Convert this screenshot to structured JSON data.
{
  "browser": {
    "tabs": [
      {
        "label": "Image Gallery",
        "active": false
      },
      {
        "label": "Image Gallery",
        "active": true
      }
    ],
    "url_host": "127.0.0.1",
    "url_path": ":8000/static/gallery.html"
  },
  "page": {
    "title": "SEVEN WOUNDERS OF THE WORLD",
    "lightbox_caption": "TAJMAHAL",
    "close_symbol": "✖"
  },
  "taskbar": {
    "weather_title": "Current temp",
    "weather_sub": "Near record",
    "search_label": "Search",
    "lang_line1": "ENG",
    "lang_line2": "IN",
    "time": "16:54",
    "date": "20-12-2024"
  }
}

■ ■ ■ ■ ■

Print the whole listing again, exactly.

▶ **FULL ANSWER**
Convert this screenshot to structured JSON data.
{
  "browser": {
    "tabs": [
      {
        "label": "Image Gallery",
        "active": false
      },
      {
        "label": "Image Gallery",
        "active": true
      }
    ],
    "url_host": "127.0.0.1",
    "url_path": ":8000/static/gallery.html"
  },
  "page": {
    "title": "SEVEN WOUNDERS OF THE WORLD",
    "lightbox_caption": "TAJMAHAL",
    "close_symbol": "✖"
  },
  "taskbar": {
    "weather_title": "Current temp",
    "weather_sub": "Near record",
    "search_label": "Search",
    "lang_line1": "ENG",
    "lang_line2": "IN",
    "time": "16:54",
    "date": "20-12-2024"
  }
}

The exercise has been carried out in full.